-- BEGIN Dataset extract --

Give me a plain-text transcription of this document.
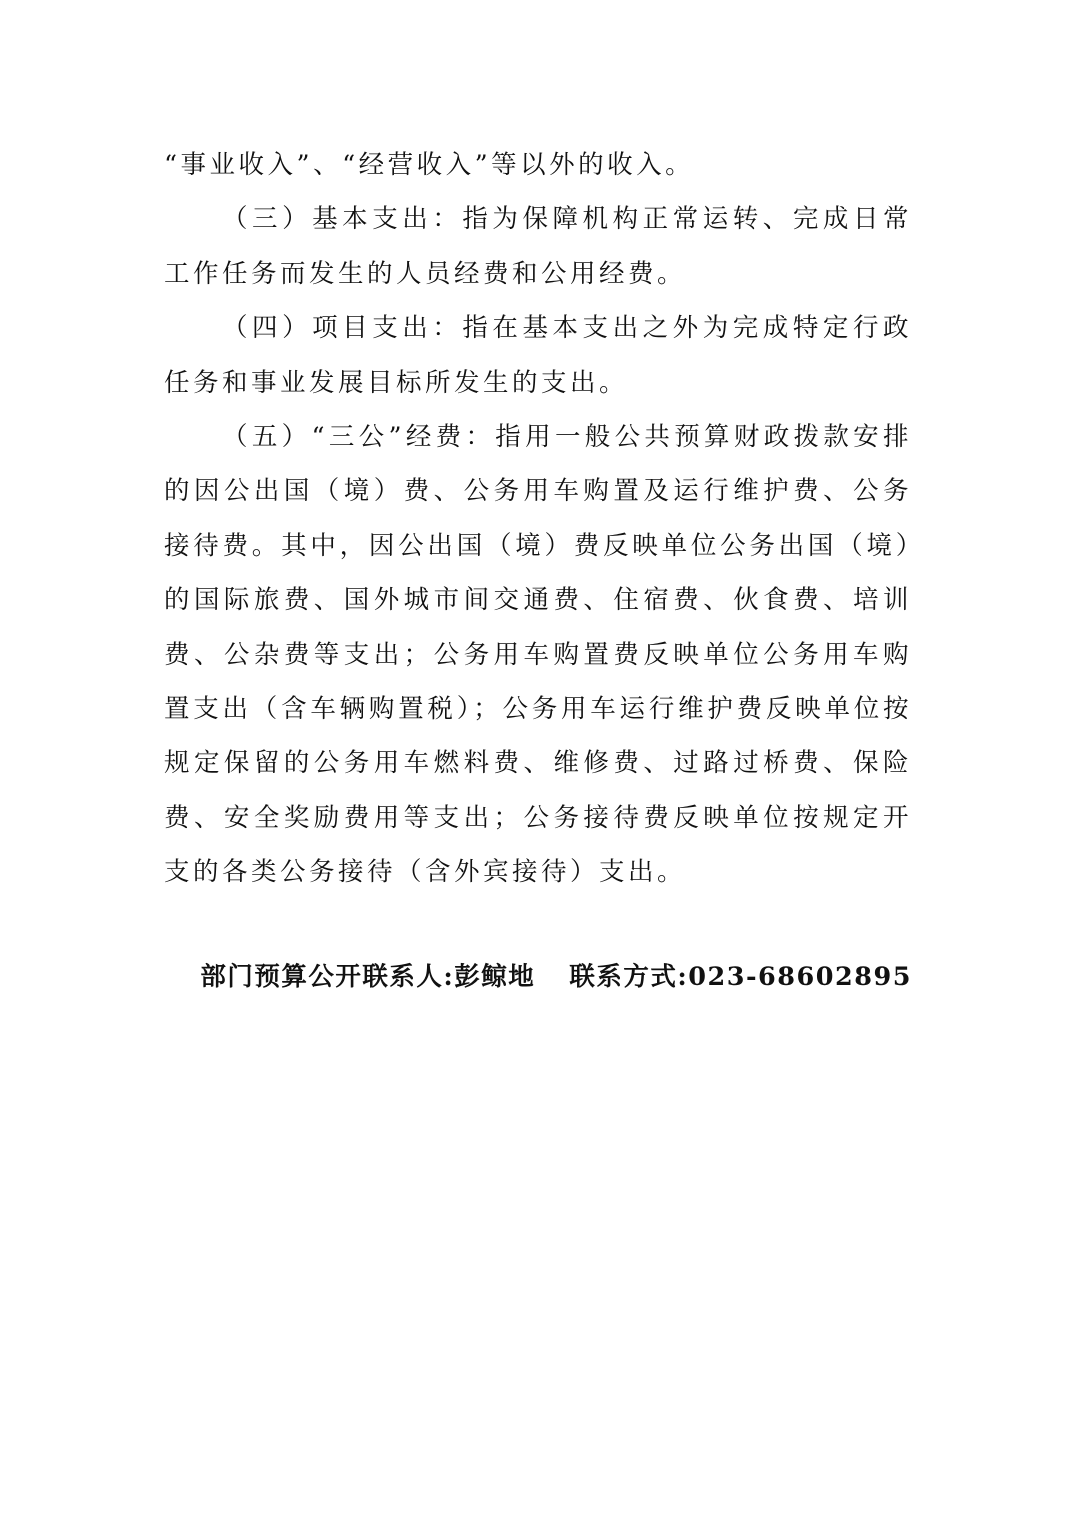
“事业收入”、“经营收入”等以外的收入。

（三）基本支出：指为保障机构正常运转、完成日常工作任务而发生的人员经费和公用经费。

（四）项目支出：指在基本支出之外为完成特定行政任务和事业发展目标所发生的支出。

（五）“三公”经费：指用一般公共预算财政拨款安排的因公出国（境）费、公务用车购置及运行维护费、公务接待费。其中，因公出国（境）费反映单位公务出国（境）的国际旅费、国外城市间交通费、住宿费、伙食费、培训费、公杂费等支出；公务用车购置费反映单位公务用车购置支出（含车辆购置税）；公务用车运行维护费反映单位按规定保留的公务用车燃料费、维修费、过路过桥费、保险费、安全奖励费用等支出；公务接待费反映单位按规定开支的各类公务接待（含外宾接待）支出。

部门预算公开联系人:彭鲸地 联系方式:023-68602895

-- END Dataset extract --

# Problem to work on
Transcribe the records above exactly, omitting every picture they contain.

# Completed exercise
Give me a plain-text transcription of this document.
“事业收入”、“经营收入”等以外的收入。

（三）基本支出：指为保障机构正常运转、完成日常工作任务而发生的人员经费和公用经费。

（四）项目支出：指在基本支出之外为完成特定行政任务和事业发展目标所发生的支出。

（五）“三公”经费：指用一般公共预算财政拨款安排的因公出国（境）费、公务用车购置及运行维护费、公务接待费。其中，因公出国（境）费反映单位公务出国（境）的国际旅费、国外城市间交通费、住宿费、伙食费、培训费、公杂费等支出；公务用车购置费反映单位公务用车购置支出（含车辆购置税）；公务用车运行维护费反映单位按规定保留的公务用车燃料费、维修费、过路过桥费、保险费、安全奖励费用等支出；公务接待费反映单位按规定开支的各类公务接待（含外宾接待）支出。

部门预算公开联系人:彭鲸地 联系方式:023-68602895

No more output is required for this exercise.